» **WORK INSTRUCTIONS**
Pick out the lines below that include the string "туроператором".

» **THE RECORDS**
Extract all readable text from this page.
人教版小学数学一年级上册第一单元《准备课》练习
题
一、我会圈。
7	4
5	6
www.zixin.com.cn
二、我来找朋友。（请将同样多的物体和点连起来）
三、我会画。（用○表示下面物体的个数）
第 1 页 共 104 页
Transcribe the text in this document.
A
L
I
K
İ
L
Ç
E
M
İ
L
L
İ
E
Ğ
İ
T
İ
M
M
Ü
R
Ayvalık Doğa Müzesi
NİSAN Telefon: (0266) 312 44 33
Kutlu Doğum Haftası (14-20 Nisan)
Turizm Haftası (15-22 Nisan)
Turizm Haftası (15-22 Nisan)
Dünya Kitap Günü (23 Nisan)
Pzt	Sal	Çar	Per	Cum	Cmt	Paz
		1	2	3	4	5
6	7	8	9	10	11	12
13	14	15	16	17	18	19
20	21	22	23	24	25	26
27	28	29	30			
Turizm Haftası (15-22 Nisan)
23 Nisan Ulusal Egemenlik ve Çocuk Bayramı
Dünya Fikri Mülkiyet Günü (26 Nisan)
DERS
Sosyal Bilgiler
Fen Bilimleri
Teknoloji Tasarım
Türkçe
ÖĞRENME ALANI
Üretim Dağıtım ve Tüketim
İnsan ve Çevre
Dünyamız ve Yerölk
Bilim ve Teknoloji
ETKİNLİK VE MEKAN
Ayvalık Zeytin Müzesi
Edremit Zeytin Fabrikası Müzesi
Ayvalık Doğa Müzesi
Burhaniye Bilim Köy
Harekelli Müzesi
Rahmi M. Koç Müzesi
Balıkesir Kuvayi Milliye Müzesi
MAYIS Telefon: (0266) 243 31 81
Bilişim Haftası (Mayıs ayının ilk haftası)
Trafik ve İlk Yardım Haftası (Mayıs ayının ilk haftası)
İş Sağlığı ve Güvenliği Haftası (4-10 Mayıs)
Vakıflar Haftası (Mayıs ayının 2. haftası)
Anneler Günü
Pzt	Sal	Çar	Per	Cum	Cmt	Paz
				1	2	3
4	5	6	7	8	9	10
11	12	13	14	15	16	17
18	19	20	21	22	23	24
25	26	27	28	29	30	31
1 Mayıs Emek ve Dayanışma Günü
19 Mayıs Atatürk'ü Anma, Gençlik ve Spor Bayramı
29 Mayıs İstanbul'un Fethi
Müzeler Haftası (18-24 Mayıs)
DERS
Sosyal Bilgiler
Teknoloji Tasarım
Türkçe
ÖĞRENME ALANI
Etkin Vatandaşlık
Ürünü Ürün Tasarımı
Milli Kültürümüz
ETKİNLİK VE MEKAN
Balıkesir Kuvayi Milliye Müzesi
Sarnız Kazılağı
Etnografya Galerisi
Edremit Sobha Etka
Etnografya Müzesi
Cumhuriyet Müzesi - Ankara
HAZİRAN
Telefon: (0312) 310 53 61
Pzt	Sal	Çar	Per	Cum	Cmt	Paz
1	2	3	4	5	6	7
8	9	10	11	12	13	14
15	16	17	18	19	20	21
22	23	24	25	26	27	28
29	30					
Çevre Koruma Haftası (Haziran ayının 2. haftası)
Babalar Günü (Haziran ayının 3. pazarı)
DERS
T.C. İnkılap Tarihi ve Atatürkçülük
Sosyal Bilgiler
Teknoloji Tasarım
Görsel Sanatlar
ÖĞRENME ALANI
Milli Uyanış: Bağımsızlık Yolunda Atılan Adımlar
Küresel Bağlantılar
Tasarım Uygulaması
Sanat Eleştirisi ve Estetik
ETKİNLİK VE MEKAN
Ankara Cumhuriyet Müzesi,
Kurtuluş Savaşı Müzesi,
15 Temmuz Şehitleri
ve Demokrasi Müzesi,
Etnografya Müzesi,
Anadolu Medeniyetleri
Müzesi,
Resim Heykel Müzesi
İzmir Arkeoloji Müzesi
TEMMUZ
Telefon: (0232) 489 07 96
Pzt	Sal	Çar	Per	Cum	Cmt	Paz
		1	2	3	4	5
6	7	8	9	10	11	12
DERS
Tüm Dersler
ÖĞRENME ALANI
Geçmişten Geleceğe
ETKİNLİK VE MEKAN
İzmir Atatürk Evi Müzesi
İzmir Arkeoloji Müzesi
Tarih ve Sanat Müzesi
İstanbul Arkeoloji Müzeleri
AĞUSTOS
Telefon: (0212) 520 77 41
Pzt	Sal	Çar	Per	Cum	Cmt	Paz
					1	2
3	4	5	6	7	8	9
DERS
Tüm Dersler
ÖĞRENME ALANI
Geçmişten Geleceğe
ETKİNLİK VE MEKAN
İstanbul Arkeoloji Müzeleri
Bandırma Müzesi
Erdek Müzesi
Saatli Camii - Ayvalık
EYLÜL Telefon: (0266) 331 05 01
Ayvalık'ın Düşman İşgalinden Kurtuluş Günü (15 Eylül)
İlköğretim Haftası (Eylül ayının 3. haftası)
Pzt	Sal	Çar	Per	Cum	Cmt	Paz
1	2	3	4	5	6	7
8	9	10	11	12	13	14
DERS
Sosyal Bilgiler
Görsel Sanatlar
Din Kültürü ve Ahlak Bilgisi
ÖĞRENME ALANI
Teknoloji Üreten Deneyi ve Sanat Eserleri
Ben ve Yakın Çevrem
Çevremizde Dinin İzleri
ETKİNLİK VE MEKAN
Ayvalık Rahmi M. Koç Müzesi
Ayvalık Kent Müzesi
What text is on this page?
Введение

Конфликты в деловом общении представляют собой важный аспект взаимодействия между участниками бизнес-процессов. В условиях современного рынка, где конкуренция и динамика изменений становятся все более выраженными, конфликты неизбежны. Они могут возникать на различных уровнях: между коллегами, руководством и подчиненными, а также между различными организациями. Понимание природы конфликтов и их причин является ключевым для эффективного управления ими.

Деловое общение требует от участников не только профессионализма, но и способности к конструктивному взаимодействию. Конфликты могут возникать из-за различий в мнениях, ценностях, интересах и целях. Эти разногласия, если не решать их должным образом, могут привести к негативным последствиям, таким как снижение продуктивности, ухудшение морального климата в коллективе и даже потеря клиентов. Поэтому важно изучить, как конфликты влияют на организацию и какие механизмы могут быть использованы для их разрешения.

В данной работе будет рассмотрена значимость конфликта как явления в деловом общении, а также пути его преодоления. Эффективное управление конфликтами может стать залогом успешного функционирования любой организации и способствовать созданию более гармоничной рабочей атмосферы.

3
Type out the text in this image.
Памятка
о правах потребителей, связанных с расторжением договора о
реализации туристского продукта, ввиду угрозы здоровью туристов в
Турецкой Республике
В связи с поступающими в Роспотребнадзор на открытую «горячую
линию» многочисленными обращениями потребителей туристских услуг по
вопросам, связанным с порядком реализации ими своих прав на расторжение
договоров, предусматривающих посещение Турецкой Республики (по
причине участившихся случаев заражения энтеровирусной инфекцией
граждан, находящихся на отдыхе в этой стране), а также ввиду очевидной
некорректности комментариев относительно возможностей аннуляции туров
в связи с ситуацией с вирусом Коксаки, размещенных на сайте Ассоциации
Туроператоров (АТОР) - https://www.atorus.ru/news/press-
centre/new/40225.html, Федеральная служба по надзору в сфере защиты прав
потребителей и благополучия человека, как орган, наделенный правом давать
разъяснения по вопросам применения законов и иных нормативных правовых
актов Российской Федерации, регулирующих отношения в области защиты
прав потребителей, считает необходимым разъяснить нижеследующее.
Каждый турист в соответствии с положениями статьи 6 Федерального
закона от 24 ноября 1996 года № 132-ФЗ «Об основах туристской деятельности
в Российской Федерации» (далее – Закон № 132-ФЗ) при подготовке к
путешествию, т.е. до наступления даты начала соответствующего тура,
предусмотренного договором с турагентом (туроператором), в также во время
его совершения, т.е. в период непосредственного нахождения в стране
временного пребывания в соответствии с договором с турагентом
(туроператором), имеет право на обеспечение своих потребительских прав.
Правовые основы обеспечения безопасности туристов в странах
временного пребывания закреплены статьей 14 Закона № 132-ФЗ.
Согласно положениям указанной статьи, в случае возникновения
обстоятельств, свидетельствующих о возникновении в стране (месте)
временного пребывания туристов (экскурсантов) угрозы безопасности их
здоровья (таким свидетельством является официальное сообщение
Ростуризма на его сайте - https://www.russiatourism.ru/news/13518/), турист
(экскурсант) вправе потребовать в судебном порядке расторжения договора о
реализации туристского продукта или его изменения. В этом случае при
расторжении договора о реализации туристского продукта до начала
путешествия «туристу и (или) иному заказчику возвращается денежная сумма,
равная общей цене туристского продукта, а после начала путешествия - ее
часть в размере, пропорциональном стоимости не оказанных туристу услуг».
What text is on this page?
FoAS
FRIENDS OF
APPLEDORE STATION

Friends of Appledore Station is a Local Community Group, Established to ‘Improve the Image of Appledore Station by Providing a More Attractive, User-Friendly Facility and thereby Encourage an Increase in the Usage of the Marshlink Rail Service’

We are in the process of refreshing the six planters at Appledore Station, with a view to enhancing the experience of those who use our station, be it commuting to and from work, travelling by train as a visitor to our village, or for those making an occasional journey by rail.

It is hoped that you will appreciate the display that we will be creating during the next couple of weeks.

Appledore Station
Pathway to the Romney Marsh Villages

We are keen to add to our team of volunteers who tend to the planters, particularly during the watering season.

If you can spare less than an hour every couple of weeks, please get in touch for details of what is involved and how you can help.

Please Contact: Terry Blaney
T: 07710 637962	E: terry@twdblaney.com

» **THE COMPLETED TASK**
предусмотренного договором с турагентом (туроператором), в также во время
(туроператором), имеет право на обеспечение своих потребительских прав.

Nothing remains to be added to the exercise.